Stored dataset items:

━━━━━━━━━━━━━━━━

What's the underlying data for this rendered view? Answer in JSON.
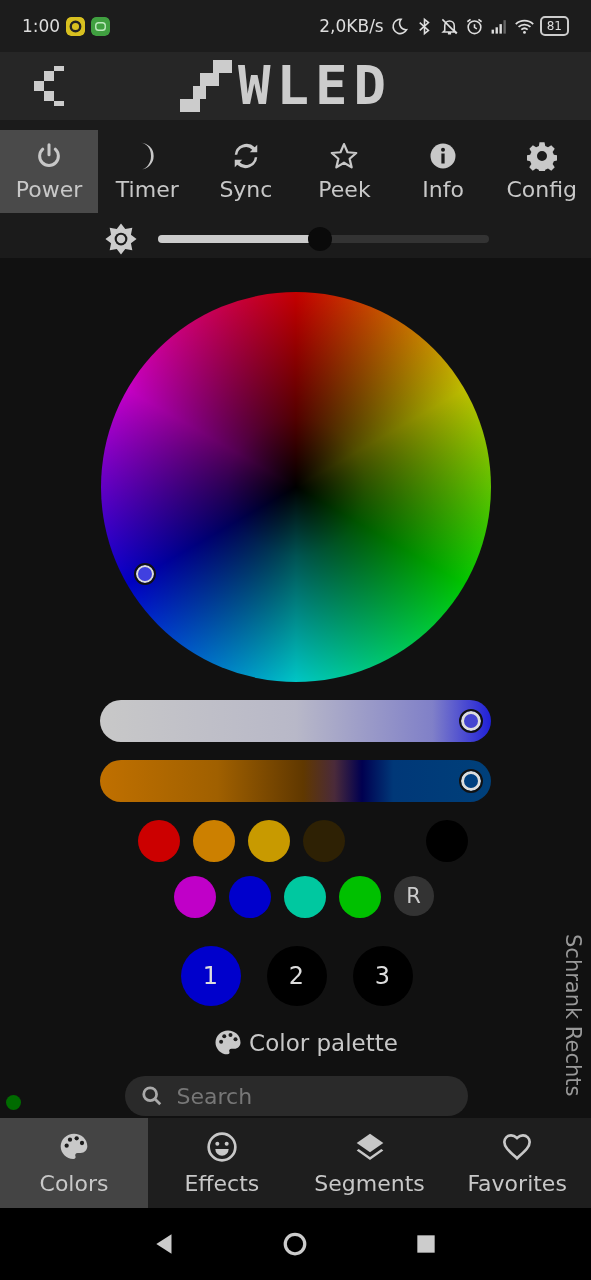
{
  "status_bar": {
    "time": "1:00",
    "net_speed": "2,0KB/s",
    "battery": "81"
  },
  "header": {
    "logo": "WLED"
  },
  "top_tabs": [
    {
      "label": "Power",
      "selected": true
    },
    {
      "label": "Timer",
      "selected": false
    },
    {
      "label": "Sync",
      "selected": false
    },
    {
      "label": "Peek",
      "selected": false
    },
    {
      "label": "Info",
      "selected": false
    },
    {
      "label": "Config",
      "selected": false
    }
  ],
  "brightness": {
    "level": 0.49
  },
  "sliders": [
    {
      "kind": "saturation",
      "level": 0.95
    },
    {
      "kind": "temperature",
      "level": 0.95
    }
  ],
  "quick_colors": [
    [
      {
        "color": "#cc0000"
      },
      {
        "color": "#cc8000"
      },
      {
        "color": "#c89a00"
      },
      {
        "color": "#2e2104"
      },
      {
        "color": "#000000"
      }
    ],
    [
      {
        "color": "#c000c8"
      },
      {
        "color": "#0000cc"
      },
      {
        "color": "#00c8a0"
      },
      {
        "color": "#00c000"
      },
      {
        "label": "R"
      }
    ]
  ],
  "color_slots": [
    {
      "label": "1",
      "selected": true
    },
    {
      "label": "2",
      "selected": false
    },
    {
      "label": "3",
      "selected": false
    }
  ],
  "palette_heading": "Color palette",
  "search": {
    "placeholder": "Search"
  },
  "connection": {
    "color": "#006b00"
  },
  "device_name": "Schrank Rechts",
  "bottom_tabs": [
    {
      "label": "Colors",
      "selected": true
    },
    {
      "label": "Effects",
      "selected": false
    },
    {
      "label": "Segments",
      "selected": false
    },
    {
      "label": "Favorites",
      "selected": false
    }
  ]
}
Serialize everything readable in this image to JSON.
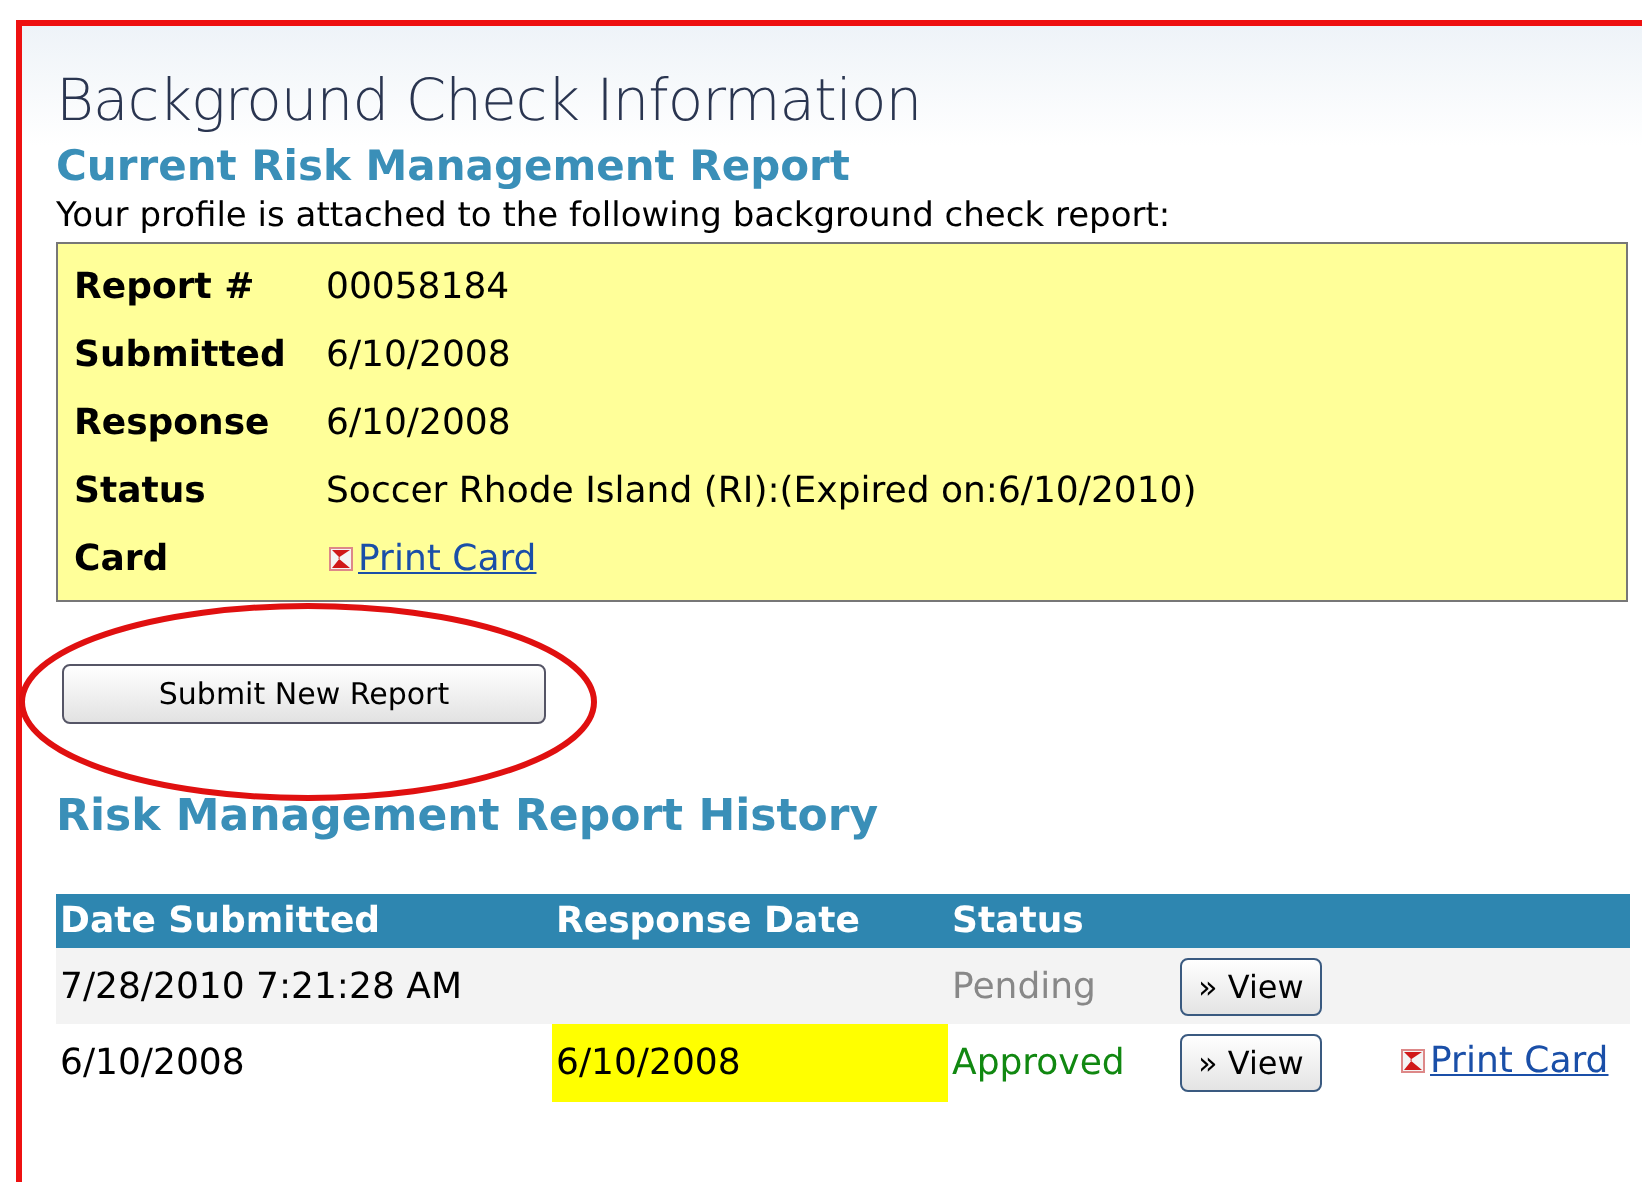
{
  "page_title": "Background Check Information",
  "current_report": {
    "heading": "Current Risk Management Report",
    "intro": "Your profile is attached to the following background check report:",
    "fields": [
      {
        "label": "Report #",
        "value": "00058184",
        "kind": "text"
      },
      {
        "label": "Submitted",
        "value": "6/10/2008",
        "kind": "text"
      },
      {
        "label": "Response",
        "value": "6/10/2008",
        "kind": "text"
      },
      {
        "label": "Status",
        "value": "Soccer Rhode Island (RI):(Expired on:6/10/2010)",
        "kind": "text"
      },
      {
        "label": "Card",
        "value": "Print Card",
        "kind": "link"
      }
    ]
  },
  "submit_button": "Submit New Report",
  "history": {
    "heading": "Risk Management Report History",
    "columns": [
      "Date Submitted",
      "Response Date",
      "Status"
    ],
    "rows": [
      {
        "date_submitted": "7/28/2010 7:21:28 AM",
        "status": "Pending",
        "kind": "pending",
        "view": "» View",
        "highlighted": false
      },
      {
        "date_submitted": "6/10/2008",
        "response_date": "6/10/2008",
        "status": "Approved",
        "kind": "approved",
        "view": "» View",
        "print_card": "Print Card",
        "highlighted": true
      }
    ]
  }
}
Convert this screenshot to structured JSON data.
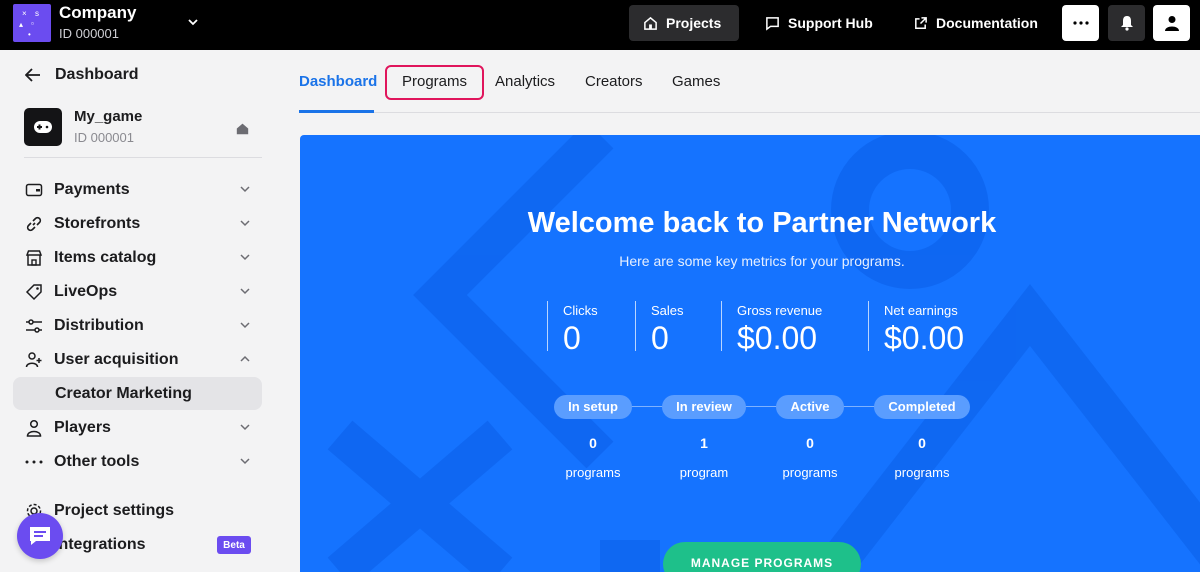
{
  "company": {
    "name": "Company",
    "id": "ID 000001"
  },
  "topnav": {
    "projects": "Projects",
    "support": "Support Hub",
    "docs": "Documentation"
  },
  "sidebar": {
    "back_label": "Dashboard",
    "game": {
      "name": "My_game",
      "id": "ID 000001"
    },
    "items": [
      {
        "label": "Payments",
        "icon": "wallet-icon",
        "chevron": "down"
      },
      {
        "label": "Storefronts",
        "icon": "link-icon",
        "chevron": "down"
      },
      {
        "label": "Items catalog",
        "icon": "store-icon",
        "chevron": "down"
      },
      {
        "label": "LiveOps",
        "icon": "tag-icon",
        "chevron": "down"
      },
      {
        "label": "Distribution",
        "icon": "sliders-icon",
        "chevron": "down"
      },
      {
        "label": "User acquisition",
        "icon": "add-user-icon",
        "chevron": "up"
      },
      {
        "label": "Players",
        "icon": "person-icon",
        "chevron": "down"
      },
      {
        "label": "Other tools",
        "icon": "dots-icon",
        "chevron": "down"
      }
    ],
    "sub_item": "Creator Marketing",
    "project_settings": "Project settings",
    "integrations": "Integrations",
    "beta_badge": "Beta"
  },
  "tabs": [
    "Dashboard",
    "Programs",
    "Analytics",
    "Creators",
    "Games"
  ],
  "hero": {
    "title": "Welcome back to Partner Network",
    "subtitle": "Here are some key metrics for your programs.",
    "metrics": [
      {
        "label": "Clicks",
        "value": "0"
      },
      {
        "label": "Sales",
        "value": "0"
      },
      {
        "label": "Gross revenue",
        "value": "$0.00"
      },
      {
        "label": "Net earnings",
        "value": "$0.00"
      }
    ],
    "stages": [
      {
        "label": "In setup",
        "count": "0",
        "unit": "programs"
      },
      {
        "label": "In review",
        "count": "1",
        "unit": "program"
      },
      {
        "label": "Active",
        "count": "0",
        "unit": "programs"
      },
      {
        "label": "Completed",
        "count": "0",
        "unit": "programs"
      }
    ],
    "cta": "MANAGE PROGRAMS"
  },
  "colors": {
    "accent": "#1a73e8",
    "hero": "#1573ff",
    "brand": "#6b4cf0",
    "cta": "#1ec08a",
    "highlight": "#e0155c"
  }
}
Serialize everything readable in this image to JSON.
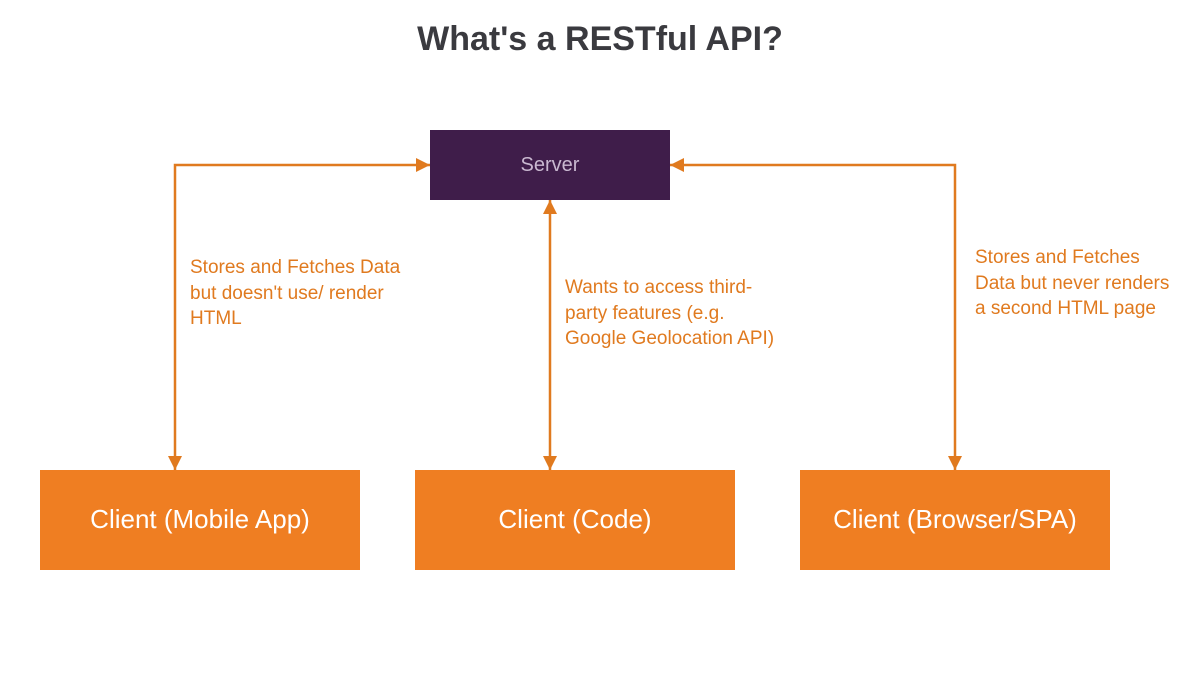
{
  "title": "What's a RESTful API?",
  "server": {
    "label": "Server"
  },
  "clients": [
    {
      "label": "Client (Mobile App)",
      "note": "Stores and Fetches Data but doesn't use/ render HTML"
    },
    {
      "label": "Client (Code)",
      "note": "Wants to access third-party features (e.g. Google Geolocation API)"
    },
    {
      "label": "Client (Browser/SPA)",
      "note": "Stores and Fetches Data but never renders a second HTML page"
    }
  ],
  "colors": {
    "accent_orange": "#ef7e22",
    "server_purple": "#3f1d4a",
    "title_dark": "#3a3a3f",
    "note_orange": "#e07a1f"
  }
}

━━━━━━━━━━━━━━━━

▸ **TASK DIRECTIONS**:
Exclude the images and reproduce the remaining data exactly.

▸ **RIGHT ANSWER**:
What's the underlying data for this rendered view? Answer in JSON.
{
  "status_bar": {
    "time": "1:00",
    "net_speed": "2,0KB/s",
    "battery": "81"
  },
  "header": {
    "logo": "WLED"
  },
  "top_tabs": [
    {
      "label": "Power",
      "selected": true
    },
    {
      "label": "Timer",
      "selected": false
    },
    {
      "label": "Sync",
      "selected": false
    },
    {
      "label": "Peek",
      "selected": false
    },
    {
      "label": "Info",
      "selected": false
    },
    {
      "label": "Config",
      "selected": false
    }
  ],
  "brightness": {
    "level": 0.49
  },
  "sliders": [
    {
      "kind": "saturation",
      "level": 0.95
    },
    {
      "kind": "temperature",
      "level": 0.95
    }
  ],
  "quick_colors": [
    [
      {
        "color": "#cc0000"
      },
      {
        "color": "#cc8000"
      },
      {
        "color": "#c89a00"
      },
      {
        "color": "#2e2104"
      },
      {
        "color": "#000000"
      }
    ],
    [
      {
        "color": "#c000c8"
      },
      {
        "color": "#0000cc"
      },
      {
        "color": "#00c8a0"
      },
      {
        "color": "#00c000"
      },
      {
        "label": "R"
      }
    ]
  ],
  "color_slots": [
    {
      "label": "1",
      "selected": true
    },
    {
      "label": "2",
      "selected": false
    },
    {
      "label": "3",
      "selected": false
    }
  ],
  "palette_heading": "Color palette",
  "search": {
    "placeholder": "Search"
  },
  "connection": {
    "color": "#006b00"
  },
  "device_name": "Schrank Rechts",
  "bottom_tabs": [
    {
      "label": "Colors",
      "selected": true
    },
    {
      "label": "Effects",
      "selected": false
    },
    {
      "label": "Segments",
      "selected": false
    },
    {
      "label": "Favorites",
      "selected": false
    }
  ]
}
Serialize everything readable in this image to JSON.
{
  "page_title": "Background Check Information",
  "current_report": {
    "heading": "Current Risk Management Report",
    "intro": "Your profile is attached to the following background check report:",
    "fields": [
      {
        "label": "Report #",
        "value": "00058184",
        "kind": "text"
      },
      {
        "label": "Submitted",
        "value": "6/10/2008",
        "kind": "text"
      },
      {
        "label": "Response",
        "value": "6/10/2008",
        "kind": "text"
      },
      {
        "label": "Status",
        "value": "Soccer Rhode Island (RI):(Expired on:6/10/2010)",
        "kind": "text"
      },
      {
        "label": "Card",
        "value": "Print Card",
        "kind": "link"
      }
    ]
  },
  "submit_button": "Submit New Report",
  "history": {
    "heading": "Risk Management Report History",
    "columns": [
      "Date Submitted",
      "Response Date",
      "Status"
    ],
    "rows": [
      {
        "date_submitted": "7/28/2010 7:21:28 AM",
        "status": "Pending",
        "kind": "pending",
        "view": "» View",
        "highlighted": false
      },
      {
        "date_submitted": "6/10/2008",
        "response_date": "6/10/2008",
        "status": "Approved",
        "kind": "approved",
        "view": "» View",
        "print_card": "Print Card",
        "highlighted": true
      }
    ]
  }
}
Convert this screenshot to structured JSON data.
{
  "company": {
    "name": "Company",
    "id": "ID 000001"
  },
  "topnav": {
    "projects": "Projects",
    "support": "Support Hub",
    "docs": "Documentation"
  },
  "sidebar": {
    "back_label": "Dashboard",
    "game": {
      "name": "My_game",
      "id": "ID 000001"
    },
    "items": [
      {
        "label": "Payments",
        "icon": "wallet-icon",
        "chevron": "down"
      },
      {
        "label": "Storefronts",
        "icon": "link-icon",
        "chevron": "down"
      },
      {
        "label": "Items catalog",
        "icon": "store-icon",
        "chevron": "down"
      },
      {
        "label": "LiveOps",
        "icon": "tag-icon",
        "chevron": "down"
      },
      {
        "label": "Distribution",
        "icon": "sliders-icon",
        "chevron": "down"
      },
      {
        "label": "User acquisition",
        "icon": "add-user-icon",
        "chevron": "up"
      },
      {
        "label": "Players",
        "icon": "person-icon",
        "chevron": "down"
      },
      {
        "label": "Other tools",
        "icon": "dots-icon",
        "chevron": "down"
      }
    ],
    "sub_item": "Creator Marketing",
    "project_settings": "Project settings",
    "integrations": "Integrations",
    "beta_badge": "Beta"
  },
  "tabs": [
    "Dashboard",
    "Programs",
    "Analytics",
    "Creators",
    "Games"
  ],
  "hero": {
    "title": "Welcome back to Partner Network",
    "subtitle": "Here are some key metrics for your programs.",
    "metrics": [
      {
        "label": "Clicks",
        "value": "0"
      },
      {
        "label": "Sales",
        "value": "0"
      },
      {
        "label": "Gross revenue",
        "value": "$0.00"
      },
      {
        "label": "Net earnings",
        "value": "$0.00"
      }
    ],
    "stages": [
      {
        "label": "In setup",
        "count": "0",
        "unit": "programs"
      },
      {
        "label": "In review",
        "count": "1",
        "unit": "program"
      },
      {
        "label": "Active",
        "count": "0",
        "unit": "programs"
      },
      {
        "label": "Completed",
        "count": "0",
        "unit": "programs"
      }
    ],
    "cta": "MANAGE PROGRAMS"
  },
  "colors": {
    "accent": "#1a73e8",
    "hero": "#1573ff",
    "brand": "#6b4cf0",
    "cta": "#1ec08a",
    "highlight": "#e0155c"
  }
}
Serialize everything readable in this image to JSON.
{
  "title": "What's a RESTful API?",
  "server": {
    "label": "Server"
  },
  "clients": [
    {
      "label": "Client (Mobile App)",
      "note": "Stores and Fetches Data but doesn't use/ render HTML"
    },
    {
      "label": "Client (Code)",
      "note": "Wants to access third-party features (e.g. Google Geolocation API)"
    },
    {
      "label": "Client (Browser/SPA)",
      "note": "Stores and Fetches Data but never renders a second HTML page"
    }
  ],
  "colors": {
    "accent_orange": "#ef7e22",
    "server_purple": "#3f1d4a",
    "title_dark": "#3a3a3f",
    "note_orange": "#e07a1f"
  }
}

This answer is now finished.